▶ Brief
Filter this data down to the lines that hold "Accounts", and copy them.

Dataset excerpt
══════════

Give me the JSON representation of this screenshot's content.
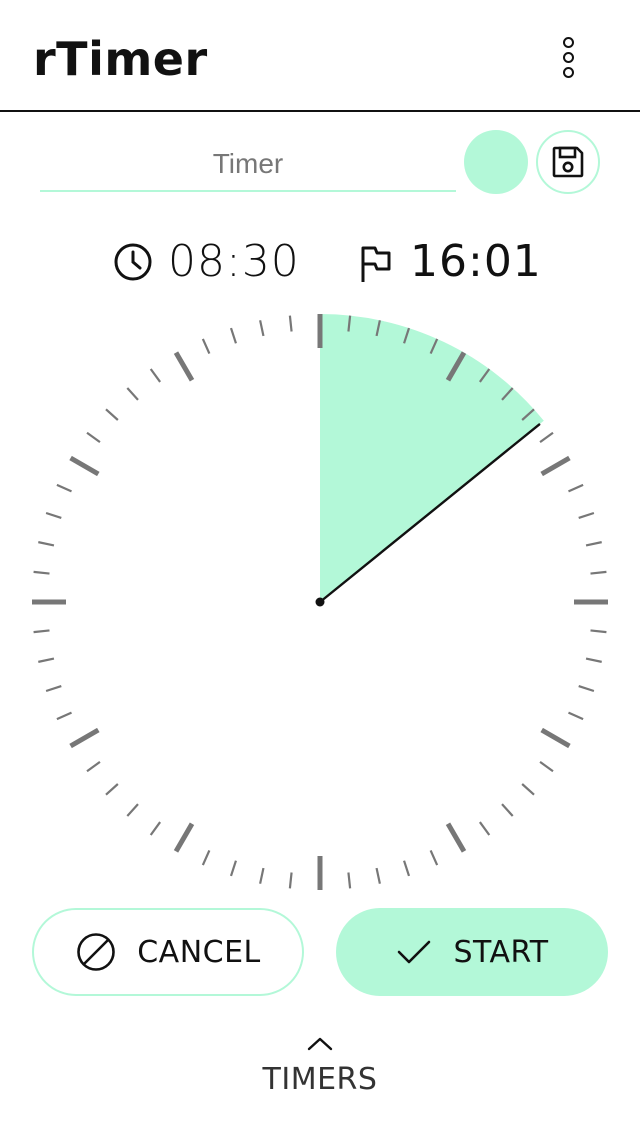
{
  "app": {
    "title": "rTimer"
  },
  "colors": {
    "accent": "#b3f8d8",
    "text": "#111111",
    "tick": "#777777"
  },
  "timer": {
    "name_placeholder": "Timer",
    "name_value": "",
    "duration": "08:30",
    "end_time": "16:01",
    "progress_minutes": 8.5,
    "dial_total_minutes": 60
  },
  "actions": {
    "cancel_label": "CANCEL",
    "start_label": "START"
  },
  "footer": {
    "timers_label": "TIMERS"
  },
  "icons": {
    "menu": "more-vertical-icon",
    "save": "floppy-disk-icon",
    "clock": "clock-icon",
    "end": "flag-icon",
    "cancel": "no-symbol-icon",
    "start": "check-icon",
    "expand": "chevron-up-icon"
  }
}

══════════

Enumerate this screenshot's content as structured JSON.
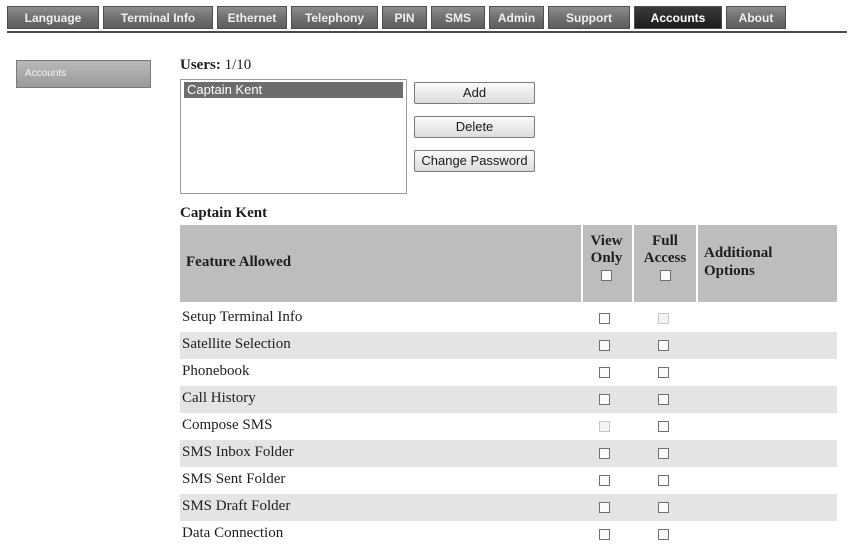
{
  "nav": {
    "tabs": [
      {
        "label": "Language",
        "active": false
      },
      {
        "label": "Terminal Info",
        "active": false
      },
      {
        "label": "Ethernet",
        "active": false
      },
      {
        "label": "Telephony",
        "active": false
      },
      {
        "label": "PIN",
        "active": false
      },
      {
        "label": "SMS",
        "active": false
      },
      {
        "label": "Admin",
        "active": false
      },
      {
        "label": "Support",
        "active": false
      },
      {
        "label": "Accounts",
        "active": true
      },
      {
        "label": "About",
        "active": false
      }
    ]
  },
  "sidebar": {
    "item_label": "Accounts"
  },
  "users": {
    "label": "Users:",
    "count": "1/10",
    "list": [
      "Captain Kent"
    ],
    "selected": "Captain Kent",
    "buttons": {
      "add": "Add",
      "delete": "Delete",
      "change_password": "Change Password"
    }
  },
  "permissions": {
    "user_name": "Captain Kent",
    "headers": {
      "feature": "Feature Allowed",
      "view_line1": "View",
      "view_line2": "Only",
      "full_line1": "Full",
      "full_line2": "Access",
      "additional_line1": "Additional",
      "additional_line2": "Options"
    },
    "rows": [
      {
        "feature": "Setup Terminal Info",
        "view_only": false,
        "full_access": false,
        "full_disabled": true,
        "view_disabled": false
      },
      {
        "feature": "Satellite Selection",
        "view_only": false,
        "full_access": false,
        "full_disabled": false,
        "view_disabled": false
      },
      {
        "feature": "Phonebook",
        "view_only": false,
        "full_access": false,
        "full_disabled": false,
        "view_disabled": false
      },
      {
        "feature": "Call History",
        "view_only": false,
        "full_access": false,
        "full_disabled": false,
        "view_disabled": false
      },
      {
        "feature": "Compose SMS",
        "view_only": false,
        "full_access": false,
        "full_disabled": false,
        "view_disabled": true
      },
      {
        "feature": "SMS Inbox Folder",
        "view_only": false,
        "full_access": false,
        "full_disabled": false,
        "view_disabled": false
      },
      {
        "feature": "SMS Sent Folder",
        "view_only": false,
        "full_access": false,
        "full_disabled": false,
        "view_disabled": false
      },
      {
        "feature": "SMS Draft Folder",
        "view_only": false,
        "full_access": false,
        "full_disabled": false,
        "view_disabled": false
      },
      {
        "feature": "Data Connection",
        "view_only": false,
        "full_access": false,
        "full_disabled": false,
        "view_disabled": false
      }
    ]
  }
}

══════════

▶ Solution to the problem
        "label": "Accounts",
    "item_label": "Accounts"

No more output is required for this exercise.